Provided data:
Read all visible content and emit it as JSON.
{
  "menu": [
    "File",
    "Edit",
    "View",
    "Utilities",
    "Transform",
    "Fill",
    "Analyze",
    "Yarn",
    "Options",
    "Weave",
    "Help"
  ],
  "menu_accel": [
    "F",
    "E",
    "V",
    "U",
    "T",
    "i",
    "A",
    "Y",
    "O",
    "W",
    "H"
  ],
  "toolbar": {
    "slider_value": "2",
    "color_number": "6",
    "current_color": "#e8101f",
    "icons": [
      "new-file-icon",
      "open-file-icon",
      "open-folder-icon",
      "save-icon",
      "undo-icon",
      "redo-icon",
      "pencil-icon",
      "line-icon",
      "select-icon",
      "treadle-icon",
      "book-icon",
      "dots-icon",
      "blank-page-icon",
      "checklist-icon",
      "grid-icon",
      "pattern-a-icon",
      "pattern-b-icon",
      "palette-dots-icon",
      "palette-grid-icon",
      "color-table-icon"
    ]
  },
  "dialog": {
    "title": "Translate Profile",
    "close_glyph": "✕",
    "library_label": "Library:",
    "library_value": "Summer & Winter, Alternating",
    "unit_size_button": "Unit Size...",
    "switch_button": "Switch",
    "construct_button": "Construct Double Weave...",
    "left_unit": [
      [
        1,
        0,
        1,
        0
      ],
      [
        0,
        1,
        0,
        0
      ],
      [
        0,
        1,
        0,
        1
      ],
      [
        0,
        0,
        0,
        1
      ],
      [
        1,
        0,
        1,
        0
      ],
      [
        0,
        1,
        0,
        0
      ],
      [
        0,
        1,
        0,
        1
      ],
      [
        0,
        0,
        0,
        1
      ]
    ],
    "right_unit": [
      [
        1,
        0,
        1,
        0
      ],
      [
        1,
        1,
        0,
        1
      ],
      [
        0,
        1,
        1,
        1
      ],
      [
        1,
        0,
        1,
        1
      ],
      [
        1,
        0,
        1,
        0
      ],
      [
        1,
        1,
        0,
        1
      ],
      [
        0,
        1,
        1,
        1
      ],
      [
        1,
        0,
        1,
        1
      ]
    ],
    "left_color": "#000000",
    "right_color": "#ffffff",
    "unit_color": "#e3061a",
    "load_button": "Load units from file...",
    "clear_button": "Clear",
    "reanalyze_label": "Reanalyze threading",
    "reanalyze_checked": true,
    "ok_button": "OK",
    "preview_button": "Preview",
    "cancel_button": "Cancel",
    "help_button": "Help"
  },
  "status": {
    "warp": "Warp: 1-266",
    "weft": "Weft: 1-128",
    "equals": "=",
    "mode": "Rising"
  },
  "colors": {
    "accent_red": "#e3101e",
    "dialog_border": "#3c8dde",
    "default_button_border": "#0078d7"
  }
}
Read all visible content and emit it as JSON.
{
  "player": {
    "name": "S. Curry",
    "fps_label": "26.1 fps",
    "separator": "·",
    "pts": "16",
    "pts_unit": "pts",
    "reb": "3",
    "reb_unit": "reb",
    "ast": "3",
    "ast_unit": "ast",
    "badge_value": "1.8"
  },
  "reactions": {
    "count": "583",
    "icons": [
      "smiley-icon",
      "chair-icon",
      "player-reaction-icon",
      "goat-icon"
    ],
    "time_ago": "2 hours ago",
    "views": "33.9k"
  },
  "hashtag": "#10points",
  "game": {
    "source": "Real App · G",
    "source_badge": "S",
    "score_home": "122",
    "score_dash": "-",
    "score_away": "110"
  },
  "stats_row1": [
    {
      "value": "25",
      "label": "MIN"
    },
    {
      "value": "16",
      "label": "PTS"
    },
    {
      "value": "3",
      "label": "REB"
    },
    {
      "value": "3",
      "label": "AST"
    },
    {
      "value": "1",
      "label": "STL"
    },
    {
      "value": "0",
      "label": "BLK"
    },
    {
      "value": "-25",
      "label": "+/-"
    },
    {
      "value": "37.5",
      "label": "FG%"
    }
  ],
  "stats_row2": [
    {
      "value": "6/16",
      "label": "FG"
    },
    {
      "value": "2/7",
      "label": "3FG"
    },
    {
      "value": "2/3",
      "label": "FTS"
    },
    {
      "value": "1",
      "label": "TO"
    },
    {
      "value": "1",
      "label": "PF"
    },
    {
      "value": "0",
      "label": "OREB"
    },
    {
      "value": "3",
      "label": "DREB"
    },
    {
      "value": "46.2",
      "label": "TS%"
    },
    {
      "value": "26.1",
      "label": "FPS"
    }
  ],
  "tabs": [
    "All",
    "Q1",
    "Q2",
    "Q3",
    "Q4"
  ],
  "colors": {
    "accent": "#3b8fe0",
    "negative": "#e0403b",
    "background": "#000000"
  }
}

The exercise:
Return the entries above exactly as they appear.

Response:
Read all visible content and emit it as JSON.
{
  "menu": [
    "File",
    "Edit",
    "View",
    "Utilities",
    "Transform",
    "Fill",
    "Analyze",
    "Yarn",
    "Options",
    "Weave",
    "Help"
  ],
  "menu_accel": [
    "F",
    "E",
    "V",
    "U",
    "T",
    "i",
    "A",
    "Y",
    "O",
    "W",
    "H"
  ],
  "toolbar": {
    "slider_value": "2",
    "color_number": "6",
    "current_color": "#e8101f",
    "icons": [
      "new-file-icon",
      "open-file-icon",
      "open-folder-icon",
      "save-icon",
      "undo-icon",
      "redo-icon",
      "pencil-icon",
      "line-icon",
      "select-icon",
      "treadle-icon",
      "book-icon",
      "dots-icon",
      "blank-page-icon",
      "checklist-icon",
      "grid-icon",
      "pattern-a-icon",
      "pattern-b-icon",
      "palette-dots-icon",
      "palette-grid-icon",
      "color-table-icon"
    ]
  },
  "dialog": {
    "title": "Translate Profile",
    "close_glyph": "✕",
    "library_label": "Library:",
    "library_value": "Summer & Winter, Alternating",
    "unit_size_button": "Unit Size...",
    "switch_button": "Switch",
    "construct_button": "Construct Double Weave...",
    "left_unit": [
      [
        1,
        0,
        1,
        0
      ],
      [
        0,
        1,
        0,
        0
      ],
      [
        0,
        1,
        0,
        1
      ],
      [
        0,
        0,
        0,
        1
      ],
      [
        1,
        0,
        1,
        0
      ],
      [
        0,
        1,
        0,
        0
      ],
      [
        0,
        1,
        0,
        1
      ],
      [
        0,
        0,
        0,
        1
      ]
    ],
    "right_unit": [
      [
        1,
        0,
        1,
        0
      ],
      [
        1,
        1,
        0,
        1
      ],
      [
        0,
        1,
        1,
        1
      ],
      [
        1,
        0,
        1,
        1
      ],
      [
        1,
        0,
        1,
        0
      ],
      [
        1,
        1,
        0,
        1
      ],
      [
        0,
        1,
        1,
        1
      ],
      [
        1,
        0,
        1,
        1
      ]
    ],
    "left_color": "#000000",
    "right_color": "#ffffff",
    "unit_color": "#e3061a",
    "load_button": "Load units from file...",
    "clear_button": "Clear",
    "reanalyze_label": "Reanalyze threading",
    "reanalyze_checked": true,
    "ok_button": "OK",
    "preview_button": "Preview",
    "cancel_button": "Cancel",
    "help_button": "Help"
  },
  "status": {
    "warp": "Warp: 1-266",
    "weft": "Weft: 1-128",
    "equals": "=",
    "mode": "Rising"
  },
  "colors": {
    "accent_red": "#e3101e",
    "dialog_border": "#3c8dde",
    "default_button_border": "#0078d7"
  }
}
Read all visible content and emit it as JSON.
{
  "player": {
    "name": "S. Curry",
    "fps_label": "26.1 fps",
    "separator": "·",
    "pts": "16",
    "pts_unit": "pts",
    "reb": "3",
    "reb_unit": "reb",
    "ast": "3",
    "ast_unit": "ast",
    "badge_value": "1.8"
  },
  "reactions": {
    "count": "583",
    "icons": [
      "smiley-icon",
      "chair-icon",
      "player-reaction-icon",
      "goat-icon"
    ],
    "time_ago": "2 hours ago",
    "views": "33.9k"
  },
  "hashtag": "#10points",
  "game": {
    "source": "Real App · G",
    "source_badge": "S",
    "score_home": "122",
    "score_dash": "-",
    "score_away": "110"
  },
  "stats_row1": [
    {
      "value": "25",
      "label": "MIN"
    },
    {
      "value": "16",
      "label": "PTS"
    },
    {
      "value": "3",
      "label": "REB"
    },
    {
      "value": "3",
      "label": "AST"
    },
    {
      "value": "1",
      "label": "STL"
    },
    {
      "value": "0",
      "label": "BLK"
    },
    {
      "value": "-25",
      "label": "+/-"
    },
    {
      "value": "37.5",
      "label": "FG%"
    }
  ],
  "stats_row2": [
    {
      "value": "6/16",
      "label": "FG"
    },
    {
      "value": "2/7",
      "label": "3FG"
    },
    {
      "value": "2/3",
      "label": "FTS"
    },
    {
      "value": "1",
      "label": "TO"
    },
    {
      "value": "1",
      "label": "PF"
    },
    {
      "value": "0",
      "label": "OREB"
    },
    {
      "value": "3",
      "label": "DREB"
    },
    {
      "value": "46.2",
      "label": "TS%"
    },
    {
      "value": "26.1",
      "label": "FPS"
    }
  ],
  "tabs": [
    "All",
    "Q1",
    "Q2",
    "Q3",
    "Q4"
  ],
  "colors": {
    "accent": "#3b8fe0",
    "negative": "#e0403b",
    "background": "#000000"
  }
}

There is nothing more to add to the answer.